* Work instructions *
Pull out every line from the listing that has the word "Copy".

* Working data *
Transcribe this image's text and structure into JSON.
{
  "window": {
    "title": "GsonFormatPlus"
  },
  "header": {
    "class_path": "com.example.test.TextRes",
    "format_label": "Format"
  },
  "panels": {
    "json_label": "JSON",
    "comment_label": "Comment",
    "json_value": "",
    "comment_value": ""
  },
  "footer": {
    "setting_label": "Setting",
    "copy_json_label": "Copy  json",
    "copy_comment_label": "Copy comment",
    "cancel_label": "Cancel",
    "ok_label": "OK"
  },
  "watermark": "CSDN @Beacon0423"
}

* Full response *
    "copy_json_label": "Copy  json",
    "copy_comment_label": "Copy comment",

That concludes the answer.